Figure record extracts

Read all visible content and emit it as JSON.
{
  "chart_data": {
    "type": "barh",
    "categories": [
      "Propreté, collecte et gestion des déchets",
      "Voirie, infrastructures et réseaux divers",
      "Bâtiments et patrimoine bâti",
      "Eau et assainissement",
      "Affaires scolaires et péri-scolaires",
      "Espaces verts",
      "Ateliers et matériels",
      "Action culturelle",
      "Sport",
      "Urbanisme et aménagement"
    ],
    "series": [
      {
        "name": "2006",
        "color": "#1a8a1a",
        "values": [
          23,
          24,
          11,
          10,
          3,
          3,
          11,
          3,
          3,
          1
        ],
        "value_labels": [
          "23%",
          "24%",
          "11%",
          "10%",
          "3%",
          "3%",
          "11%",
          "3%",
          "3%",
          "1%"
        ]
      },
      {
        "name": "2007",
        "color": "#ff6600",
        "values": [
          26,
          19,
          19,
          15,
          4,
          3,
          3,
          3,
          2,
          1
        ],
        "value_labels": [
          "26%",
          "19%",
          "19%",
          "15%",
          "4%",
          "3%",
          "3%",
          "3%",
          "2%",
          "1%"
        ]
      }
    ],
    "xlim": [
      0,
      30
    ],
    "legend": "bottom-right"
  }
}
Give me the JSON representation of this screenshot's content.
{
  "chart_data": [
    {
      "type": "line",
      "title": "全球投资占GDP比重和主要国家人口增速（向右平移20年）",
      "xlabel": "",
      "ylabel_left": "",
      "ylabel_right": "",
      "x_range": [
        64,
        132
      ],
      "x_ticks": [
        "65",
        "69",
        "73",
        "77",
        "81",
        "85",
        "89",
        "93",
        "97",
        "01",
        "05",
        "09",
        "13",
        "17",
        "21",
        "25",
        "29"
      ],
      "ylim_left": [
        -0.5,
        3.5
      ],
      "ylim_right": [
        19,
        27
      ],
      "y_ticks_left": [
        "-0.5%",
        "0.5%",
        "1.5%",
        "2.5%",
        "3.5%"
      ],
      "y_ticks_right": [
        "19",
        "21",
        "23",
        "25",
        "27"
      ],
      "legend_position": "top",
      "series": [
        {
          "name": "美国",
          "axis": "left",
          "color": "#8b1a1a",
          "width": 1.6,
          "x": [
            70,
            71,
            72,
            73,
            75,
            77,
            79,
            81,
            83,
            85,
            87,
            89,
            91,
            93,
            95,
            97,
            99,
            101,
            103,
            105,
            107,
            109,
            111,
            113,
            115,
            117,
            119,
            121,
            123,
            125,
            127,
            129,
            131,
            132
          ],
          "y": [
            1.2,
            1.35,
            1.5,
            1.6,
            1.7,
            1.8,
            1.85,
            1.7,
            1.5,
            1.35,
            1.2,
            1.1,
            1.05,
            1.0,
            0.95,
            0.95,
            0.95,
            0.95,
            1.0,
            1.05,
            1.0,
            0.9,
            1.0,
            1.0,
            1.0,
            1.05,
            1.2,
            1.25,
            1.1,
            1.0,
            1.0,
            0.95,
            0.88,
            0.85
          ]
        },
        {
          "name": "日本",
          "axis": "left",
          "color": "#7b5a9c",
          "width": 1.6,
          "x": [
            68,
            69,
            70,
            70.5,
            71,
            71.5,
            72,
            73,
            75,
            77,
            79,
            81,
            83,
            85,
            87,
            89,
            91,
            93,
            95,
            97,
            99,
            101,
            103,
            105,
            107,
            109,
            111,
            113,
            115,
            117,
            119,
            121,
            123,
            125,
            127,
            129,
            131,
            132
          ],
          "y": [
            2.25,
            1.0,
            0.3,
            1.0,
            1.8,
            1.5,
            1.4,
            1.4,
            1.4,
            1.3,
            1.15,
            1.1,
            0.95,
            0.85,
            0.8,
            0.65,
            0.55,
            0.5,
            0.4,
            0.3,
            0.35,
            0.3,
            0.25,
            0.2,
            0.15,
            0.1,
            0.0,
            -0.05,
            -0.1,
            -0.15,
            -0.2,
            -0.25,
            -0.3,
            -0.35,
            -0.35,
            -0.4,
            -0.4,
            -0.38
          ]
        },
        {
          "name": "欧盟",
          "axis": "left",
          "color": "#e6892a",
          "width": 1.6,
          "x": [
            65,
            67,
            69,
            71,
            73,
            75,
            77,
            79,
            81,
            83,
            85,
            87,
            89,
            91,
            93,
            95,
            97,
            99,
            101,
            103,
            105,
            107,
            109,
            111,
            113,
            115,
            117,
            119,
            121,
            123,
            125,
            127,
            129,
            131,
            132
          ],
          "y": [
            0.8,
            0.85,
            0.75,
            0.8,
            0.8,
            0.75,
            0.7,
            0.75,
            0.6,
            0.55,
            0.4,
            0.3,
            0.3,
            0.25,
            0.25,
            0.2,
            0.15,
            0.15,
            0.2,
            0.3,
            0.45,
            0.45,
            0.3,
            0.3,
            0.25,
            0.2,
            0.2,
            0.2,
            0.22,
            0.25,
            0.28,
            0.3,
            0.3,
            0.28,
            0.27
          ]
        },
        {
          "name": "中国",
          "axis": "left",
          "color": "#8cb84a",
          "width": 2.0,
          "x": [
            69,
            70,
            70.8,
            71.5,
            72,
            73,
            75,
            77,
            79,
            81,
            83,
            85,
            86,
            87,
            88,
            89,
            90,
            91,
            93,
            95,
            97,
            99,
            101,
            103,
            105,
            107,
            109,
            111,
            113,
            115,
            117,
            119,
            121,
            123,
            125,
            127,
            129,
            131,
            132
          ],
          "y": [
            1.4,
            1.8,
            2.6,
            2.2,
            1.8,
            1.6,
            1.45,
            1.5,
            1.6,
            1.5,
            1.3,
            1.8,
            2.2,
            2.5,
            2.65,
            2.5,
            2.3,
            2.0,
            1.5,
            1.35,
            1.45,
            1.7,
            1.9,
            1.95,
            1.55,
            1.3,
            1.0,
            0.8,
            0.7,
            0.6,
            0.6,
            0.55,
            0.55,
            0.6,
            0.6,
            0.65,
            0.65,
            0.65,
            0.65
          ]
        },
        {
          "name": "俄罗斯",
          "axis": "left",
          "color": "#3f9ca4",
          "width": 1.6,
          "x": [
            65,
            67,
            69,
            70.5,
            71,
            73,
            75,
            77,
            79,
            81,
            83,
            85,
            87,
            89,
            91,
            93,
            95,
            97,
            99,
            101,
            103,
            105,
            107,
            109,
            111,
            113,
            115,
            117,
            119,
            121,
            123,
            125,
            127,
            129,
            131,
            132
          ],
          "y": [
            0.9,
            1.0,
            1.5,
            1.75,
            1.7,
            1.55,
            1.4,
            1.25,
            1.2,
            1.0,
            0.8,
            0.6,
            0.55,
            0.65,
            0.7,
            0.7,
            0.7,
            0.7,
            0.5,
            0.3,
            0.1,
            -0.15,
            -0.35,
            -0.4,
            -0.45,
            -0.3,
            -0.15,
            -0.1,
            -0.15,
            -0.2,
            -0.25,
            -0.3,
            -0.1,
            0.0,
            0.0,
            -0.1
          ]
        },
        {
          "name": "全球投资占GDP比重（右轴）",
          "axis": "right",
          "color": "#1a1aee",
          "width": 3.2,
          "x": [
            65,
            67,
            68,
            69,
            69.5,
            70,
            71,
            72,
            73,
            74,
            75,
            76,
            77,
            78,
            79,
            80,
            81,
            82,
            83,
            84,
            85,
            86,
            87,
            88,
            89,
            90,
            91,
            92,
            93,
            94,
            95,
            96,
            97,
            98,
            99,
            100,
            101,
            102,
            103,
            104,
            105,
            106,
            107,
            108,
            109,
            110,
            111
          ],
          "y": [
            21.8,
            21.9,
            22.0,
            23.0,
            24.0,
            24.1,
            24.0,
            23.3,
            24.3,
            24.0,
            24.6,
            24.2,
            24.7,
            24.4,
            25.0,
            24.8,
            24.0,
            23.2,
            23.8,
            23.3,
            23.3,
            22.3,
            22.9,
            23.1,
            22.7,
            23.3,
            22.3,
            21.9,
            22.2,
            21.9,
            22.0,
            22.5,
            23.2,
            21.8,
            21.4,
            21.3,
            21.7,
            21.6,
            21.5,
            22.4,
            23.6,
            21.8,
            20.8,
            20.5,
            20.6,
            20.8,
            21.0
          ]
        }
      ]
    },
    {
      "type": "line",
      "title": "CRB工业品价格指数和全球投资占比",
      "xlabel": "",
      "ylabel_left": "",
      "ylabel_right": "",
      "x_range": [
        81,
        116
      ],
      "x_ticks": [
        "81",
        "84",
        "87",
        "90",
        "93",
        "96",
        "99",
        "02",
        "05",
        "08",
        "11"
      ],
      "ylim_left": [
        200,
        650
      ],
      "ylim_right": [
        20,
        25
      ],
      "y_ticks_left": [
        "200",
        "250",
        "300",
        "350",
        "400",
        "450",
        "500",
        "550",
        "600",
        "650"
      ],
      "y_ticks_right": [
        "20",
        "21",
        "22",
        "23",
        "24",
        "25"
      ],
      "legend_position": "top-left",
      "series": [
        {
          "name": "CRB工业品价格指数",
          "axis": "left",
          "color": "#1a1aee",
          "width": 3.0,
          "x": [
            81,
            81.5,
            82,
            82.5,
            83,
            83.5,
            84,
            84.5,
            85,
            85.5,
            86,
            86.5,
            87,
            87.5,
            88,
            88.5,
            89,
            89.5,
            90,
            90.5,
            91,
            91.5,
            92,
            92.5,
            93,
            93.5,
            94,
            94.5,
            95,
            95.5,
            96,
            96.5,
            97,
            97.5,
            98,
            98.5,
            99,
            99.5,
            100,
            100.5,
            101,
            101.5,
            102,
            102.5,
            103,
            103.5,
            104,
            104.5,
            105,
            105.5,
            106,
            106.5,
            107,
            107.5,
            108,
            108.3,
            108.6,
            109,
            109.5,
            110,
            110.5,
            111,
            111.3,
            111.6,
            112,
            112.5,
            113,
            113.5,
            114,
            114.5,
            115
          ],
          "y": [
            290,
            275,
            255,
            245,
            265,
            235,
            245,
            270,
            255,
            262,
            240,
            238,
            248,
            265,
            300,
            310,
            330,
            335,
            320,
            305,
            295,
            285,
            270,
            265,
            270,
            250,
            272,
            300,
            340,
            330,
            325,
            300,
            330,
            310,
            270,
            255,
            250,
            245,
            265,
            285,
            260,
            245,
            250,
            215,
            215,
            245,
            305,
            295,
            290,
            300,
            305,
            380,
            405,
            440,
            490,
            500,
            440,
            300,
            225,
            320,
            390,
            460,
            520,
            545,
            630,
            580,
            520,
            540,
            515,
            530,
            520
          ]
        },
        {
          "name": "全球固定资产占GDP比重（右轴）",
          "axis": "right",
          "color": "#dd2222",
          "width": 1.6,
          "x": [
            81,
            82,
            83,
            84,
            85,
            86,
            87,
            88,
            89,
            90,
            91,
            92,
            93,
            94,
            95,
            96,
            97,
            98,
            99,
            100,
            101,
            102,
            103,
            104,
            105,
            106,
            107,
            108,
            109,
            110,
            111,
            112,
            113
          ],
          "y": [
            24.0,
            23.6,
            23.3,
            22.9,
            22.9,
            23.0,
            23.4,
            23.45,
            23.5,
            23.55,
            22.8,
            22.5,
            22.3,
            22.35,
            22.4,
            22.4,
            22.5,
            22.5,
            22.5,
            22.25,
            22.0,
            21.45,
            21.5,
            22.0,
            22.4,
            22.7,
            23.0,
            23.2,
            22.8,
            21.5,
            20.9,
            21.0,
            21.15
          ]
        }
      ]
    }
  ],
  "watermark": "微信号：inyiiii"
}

=== Your objective ===
From the listing above, collect each line in which the string "color" appears.

=== Output of the exercise ===
        "color": "#1a8a1a",
        "color": "#ff6600",
          "color": "#8b1a1a",
          "color": "#7b5a9c",
          "color": "#e6892a",
          "color": "#8cb84a",
          "color": "#3f9ca4",
          "color": "#1a1aee",
          "color": "#1a1aee",
          "color": "#dd2222",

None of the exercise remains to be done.